_Set task_:
Scan each line of the records for the word "color" and extract the ones that have it.

_Dataset extract_:
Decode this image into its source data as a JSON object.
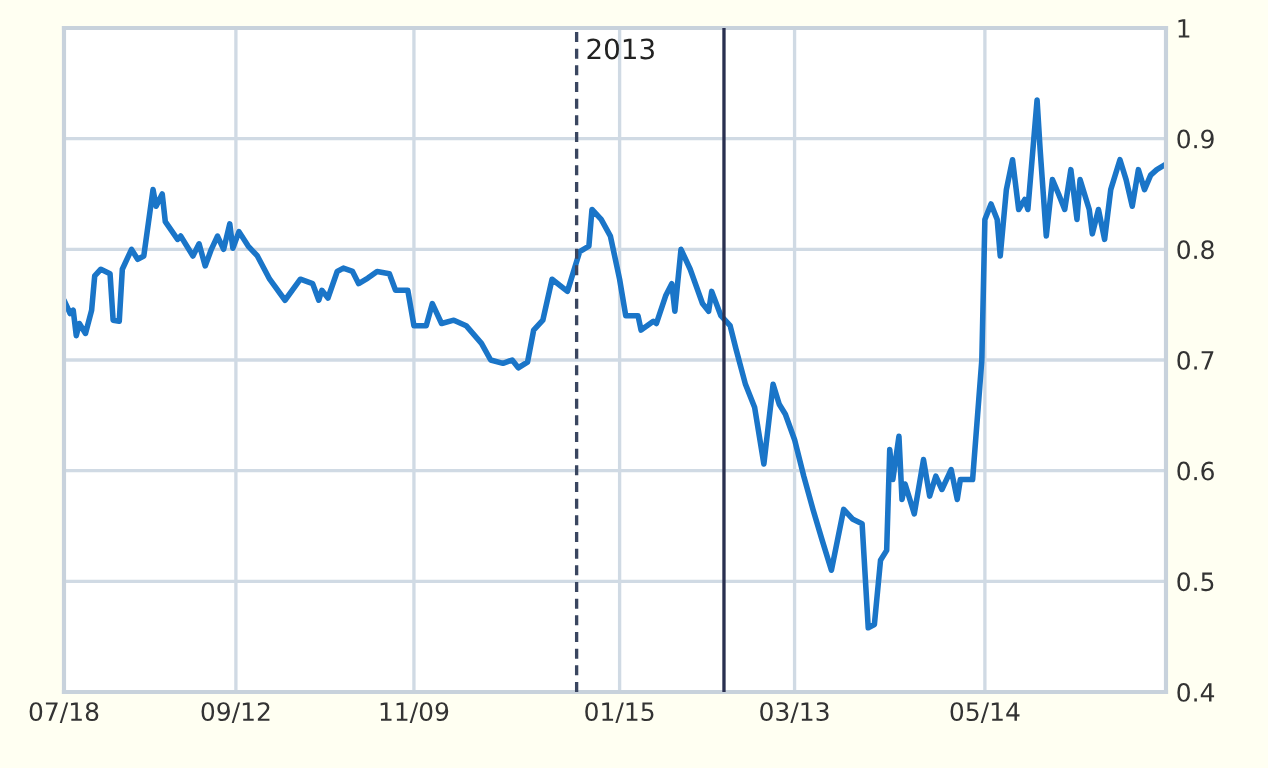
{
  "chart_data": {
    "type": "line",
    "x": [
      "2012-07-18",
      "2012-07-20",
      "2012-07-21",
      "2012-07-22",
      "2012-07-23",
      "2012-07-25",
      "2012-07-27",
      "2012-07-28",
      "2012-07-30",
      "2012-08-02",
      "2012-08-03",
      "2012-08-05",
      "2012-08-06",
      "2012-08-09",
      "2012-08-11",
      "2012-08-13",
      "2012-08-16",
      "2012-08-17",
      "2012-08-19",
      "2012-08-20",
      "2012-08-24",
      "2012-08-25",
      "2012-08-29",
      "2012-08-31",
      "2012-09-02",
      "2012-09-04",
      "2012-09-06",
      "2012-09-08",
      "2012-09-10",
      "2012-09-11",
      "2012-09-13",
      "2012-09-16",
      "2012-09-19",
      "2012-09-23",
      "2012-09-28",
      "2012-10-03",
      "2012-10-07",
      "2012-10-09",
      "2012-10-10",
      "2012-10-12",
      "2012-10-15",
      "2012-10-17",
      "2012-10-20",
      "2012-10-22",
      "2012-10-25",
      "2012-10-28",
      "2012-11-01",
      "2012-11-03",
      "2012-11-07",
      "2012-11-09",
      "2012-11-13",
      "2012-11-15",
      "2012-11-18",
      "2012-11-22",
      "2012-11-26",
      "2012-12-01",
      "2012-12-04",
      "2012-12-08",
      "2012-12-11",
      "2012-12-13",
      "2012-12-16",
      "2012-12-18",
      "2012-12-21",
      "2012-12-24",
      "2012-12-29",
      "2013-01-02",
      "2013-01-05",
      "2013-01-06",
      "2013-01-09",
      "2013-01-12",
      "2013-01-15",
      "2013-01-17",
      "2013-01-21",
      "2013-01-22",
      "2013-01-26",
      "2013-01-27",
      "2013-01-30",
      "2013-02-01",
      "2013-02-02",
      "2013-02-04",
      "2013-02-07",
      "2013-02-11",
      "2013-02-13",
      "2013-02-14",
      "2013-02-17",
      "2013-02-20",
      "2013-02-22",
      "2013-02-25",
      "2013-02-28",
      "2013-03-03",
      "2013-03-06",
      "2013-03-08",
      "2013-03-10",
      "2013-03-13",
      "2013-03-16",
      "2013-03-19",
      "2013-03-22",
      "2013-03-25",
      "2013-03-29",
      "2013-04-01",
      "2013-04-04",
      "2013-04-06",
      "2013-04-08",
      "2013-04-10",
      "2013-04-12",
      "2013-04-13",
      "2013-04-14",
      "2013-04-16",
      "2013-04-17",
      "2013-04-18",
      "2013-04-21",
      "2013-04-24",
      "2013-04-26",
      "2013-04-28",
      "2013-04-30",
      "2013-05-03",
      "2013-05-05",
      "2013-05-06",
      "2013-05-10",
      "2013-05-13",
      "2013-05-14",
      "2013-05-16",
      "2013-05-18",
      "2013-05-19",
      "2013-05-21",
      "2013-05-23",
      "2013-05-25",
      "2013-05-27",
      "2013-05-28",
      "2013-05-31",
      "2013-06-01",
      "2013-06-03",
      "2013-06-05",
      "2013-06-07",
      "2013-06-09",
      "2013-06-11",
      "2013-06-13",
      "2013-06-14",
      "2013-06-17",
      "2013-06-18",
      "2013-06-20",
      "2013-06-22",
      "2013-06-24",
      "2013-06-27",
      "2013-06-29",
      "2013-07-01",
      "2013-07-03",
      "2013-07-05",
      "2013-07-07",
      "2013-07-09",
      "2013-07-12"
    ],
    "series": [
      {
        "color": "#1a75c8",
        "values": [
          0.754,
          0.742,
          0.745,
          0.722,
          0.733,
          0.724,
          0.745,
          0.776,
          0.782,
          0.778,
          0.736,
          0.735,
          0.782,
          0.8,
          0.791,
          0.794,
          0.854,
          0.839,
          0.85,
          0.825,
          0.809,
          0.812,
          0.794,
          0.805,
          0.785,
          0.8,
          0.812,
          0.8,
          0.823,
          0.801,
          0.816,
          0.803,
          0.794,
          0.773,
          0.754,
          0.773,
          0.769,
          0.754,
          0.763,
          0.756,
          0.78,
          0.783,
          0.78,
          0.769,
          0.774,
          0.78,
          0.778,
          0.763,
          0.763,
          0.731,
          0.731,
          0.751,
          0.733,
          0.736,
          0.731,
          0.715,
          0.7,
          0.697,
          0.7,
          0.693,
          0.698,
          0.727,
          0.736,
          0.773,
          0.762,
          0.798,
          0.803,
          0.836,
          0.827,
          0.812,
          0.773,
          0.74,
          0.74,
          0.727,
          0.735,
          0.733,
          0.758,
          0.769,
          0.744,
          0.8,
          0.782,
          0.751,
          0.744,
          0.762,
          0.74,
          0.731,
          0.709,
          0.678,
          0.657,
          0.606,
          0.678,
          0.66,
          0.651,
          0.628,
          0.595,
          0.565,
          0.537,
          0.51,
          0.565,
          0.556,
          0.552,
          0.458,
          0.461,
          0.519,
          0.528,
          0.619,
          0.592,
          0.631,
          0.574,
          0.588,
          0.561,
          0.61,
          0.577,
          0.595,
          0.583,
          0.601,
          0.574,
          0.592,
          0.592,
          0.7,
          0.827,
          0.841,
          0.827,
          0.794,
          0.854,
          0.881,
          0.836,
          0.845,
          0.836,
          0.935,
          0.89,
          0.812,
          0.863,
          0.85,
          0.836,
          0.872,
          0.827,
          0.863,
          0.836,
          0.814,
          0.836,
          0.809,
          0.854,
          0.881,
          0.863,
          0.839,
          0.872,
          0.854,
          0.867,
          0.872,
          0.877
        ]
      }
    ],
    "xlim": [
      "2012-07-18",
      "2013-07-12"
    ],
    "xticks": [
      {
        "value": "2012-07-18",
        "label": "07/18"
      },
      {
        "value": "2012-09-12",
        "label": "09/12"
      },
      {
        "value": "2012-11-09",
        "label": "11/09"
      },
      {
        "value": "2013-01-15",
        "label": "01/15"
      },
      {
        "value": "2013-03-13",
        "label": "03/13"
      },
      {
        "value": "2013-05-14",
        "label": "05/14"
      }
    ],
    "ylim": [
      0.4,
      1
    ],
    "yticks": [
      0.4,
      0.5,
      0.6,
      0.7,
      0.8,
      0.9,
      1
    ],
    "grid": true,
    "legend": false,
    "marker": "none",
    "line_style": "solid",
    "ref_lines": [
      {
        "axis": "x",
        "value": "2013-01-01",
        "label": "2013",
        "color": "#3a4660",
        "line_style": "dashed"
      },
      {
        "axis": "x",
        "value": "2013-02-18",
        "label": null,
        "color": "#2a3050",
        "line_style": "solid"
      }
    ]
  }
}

_Solution to this task_:
        "color": "#1a75c8",
        "color": "#3a4660",
        "color": "#2a3050",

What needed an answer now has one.